▶ What you have to do
All of the listing should be returned as written, apart from any picture in it.

▶ Data shown
================================

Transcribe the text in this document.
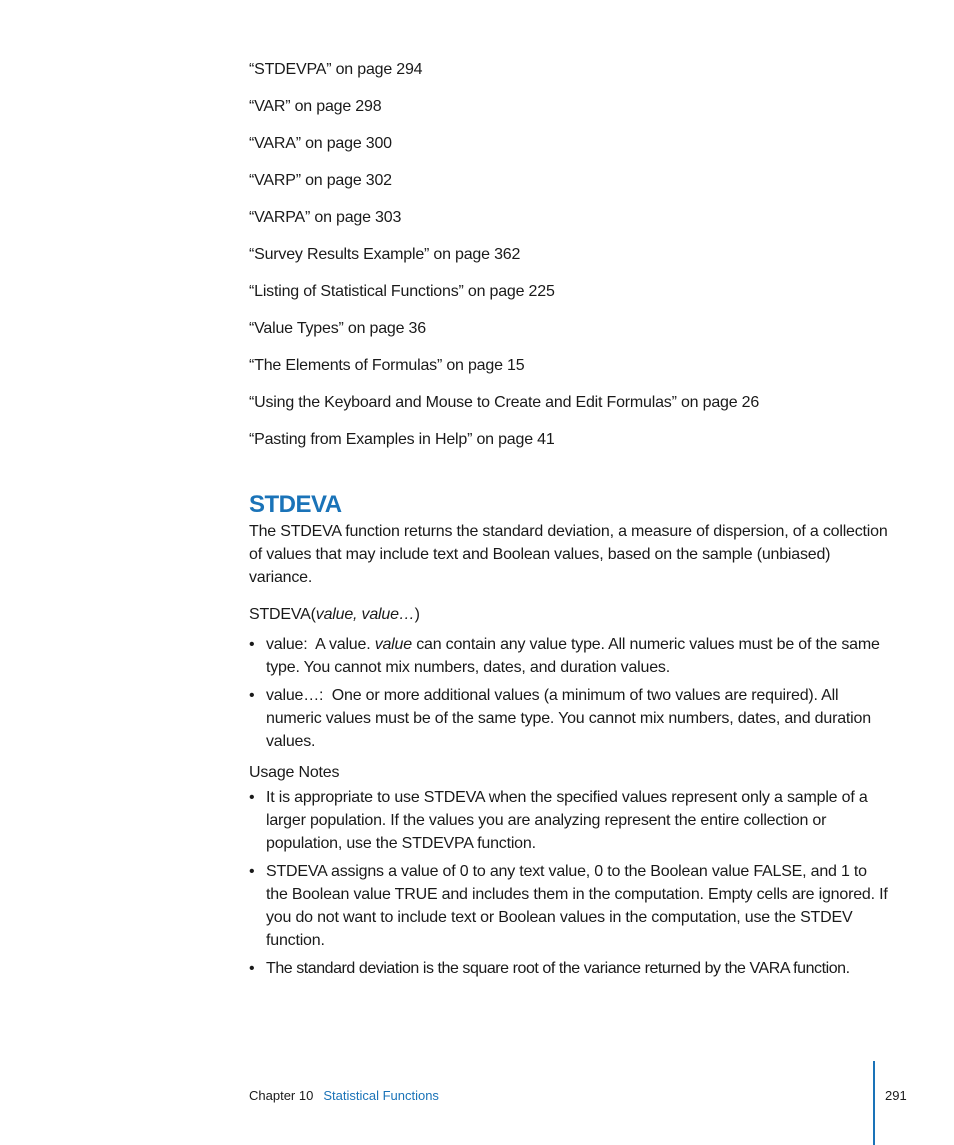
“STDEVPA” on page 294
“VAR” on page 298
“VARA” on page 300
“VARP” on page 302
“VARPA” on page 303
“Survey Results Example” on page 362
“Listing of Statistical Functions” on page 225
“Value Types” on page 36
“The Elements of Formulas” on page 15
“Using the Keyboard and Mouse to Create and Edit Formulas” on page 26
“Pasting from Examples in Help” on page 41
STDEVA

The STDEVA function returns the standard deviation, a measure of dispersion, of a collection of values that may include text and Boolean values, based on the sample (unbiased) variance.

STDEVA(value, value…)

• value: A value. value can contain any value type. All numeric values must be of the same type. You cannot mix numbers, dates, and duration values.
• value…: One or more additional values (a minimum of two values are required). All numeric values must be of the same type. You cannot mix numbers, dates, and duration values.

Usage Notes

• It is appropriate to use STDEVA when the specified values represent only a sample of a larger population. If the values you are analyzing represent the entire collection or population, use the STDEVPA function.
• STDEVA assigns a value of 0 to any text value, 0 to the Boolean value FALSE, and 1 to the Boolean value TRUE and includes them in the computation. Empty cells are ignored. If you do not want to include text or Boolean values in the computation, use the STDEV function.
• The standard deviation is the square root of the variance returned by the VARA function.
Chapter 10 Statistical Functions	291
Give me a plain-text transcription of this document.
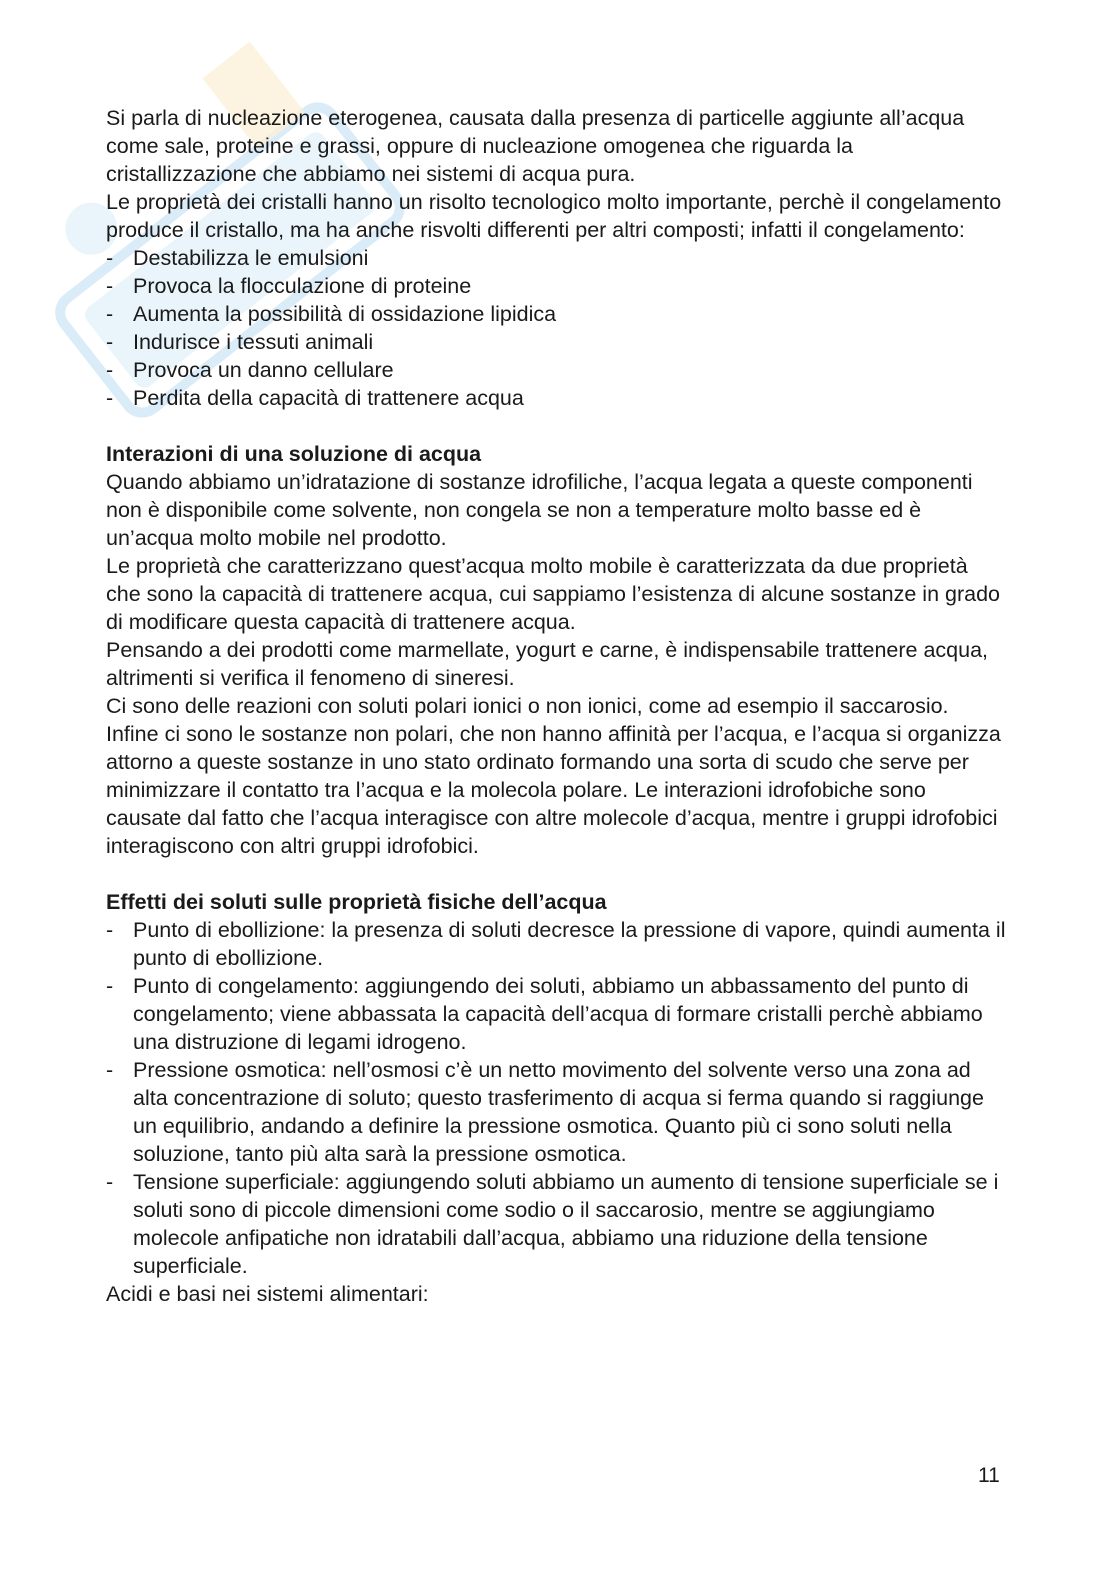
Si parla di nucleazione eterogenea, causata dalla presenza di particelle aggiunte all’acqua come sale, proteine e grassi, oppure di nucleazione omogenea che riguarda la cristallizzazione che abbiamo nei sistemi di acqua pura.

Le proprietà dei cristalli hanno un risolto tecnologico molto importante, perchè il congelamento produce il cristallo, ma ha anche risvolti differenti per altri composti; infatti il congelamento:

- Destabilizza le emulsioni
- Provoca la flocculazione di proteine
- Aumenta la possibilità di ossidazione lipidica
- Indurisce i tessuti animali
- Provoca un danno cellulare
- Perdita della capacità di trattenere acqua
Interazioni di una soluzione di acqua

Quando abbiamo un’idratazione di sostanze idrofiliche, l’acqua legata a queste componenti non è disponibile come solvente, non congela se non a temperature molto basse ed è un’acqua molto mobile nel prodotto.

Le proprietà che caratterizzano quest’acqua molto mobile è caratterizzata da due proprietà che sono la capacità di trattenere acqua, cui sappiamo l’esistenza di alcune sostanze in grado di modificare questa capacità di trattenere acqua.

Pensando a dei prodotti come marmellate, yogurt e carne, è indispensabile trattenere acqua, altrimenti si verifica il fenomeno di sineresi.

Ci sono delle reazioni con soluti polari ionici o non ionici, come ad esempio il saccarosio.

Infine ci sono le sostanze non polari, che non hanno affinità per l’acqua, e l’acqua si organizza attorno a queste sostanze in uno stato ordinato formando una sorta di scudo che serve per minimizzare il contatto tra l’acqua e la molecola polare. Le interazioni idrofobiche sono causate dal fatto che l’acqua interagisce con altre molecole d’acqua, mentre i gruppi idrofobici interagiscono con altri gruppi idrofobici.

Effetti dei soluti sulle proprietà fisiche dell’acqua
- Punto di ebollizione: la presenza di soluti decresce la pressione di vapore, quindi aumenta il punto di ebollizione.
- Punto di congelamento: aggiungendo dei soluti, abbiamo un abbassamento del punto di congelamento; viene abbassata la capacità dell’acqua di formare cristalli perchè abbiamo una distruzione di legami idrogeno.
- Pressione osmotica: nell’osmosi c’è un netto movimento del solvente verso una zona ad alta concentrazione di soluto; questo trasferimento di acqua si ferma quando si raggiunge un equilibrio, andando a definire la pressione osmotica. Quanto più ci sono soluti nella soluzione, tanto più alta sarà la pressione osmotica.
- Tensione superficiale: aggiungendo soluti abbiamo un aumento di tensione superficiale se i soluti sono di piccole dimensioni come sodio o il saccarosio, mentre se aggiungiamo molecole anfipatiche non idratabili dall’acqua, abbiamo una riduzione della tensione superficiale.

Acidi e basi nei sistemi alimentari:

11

================================

▶ Written solution
Transcribe the text in this document.
“STDEVPA” on page 294
“VAR” on page 298
“VARA” on page 300
“VARP” on page 302
“VARPA” on page 303
“Survey Results Example” on page 362
“Listing of Statistical Functions” on page 225
“Value Types” on page 36
“The Elements of Formulas” on page 15
“Using the Keyboard and Mouse to Create and Edit Formulas” on page 26
“Pasting from Examples in Help” on page 41
STDEVA

The STDEVA function returns the standard deviation, a measure of dispersion, of a collection of values that may include text and Boolean values, based on the sample (unbiased) variance.

STDEVA(value, value…)

• value: A value. value can contain any value type. All numeric values must be of the same type. You cannot mix numbers, dates, and duration values.
• value…: One or more additional values (a minimum of two values are required). All numeric values must be of the same type. You cannot mix numbers, dates, and duration values.

Usage Notes

• It is appropriate to use STDEVA when the specified values represent only a sample of a larger population. If the values you are analyzing represent the entire collection or population, use the STDEVPA function.
• STDEVA assigns a value of 0 to any text value, 0 to the Boolean value FALSE, and 1 to the Boolean value TRUE and includes them in the computation. Empty cells are ignored. If you do not want to include text or Boolean values in the computation, use the STDEV function.
• The standard deviation is the square root of the variance returned by the VARA function.
Chapter 10 Statistical Functions	291
Give me a plain-text transcription of this document.
Si parla di nucleazione eterogenea, causata dalla presenza di particelle aggiunte all’acqua come sale, proteine e grassi, oppure di nucleazione omogenea che riguarda la cristallizzazione che abbiamo nei sistemi di acqua pura.

Le proprietà dei cristalli hanno un risolto tecnologico molto importante, perchè il congelamento produce il cristallo, ma ha anche risvolti differenti per altri composti; infatti il congelamento:

- Destabilizza le emulsioni
- Provoca la flocculazione di proteine
- Aumenta la possibilità di ossidazione lipidica
- Indurisce i tessuti animali
- Provoca un danno cellulare
- Perdita della capacità di trattenere acqua
Interazioni di una soluzione di acqua

Quando abbiamo un’idratazione di sostanze idrofiliche, l’acqua legata a queste componenti non è disponibile come solvente, non congela se non a temperature molto basse ed è un’acqua molto mobile nel prodotto.

Le proprietà che caratterizzano quest’acqua molto mobile è caratterizzata da due proprietà che sono la capacità di trattenere acqua, cui sappiamo l’esistenza di alcune sostanze in grado di modificare questa capacità di trattenere acqua.

Pensando a dei prodotti come marmellate, yogurt e carne, è indispensabile trattenere acqua, altrimenti si verifica il fenomeno di sineresi.

Ci sono delle reazioni con soluti polari ionici o non ionici, come ad esempio il saccarosio.

Infine ci sono le sostanze non polari, che non hanno affinità per l’acqua, e l’acqua si organizza attorno a queste sostanze in uno stato ordinato formando una sorta di scudo che serve per minimizzare il contatto tra l’acqua e la molecola polare. Le interazioni idrofobiche sono causate dal fatto che l’acqua interagisce con altre molecole d’acqua, mentre i gruppi idrofobici interagiscono con altri gruppi idrofobici.

Effetti dei soluti sulle proprietà fisiche dell’acqua
- Punto di ebollizione: la presenza di soluti decresce la pressione di vapore, quindi aumenta il punto di ebollizione.
- Punto di congelamento: aggiungendo dei soluti, abbiamo un abbassamento del punto di congelamento; viene abbassata la capacità dell’acqua di formare cristalli perchè abbiamo una distruzione di legami idrogeno.
- Pressione osmotica: nell’osmosi c’è un netto movimento del solvente verso una zona ad alta concentrazione di soluto; questo trasferimento di acqua si ferma quando si raggiunge un equilibrio, andando a definire la pressione osmotica. Quanto più ci sono soluti nella soluzione, tanto più alta sarà la pressione osmotica.
- Tensione superficiale: aggiungendo soluti abbiamo un aumento di tensione superficiale se i soluti sono di piccole dimensioni come sodio o il saccarosio, mentre se aggiungiamo molecole anfipatiche non idratabili dall’acqua, abbiamo una riduzione della tensione superficiale.

Acidi e basi nei sistemi alimentari:

11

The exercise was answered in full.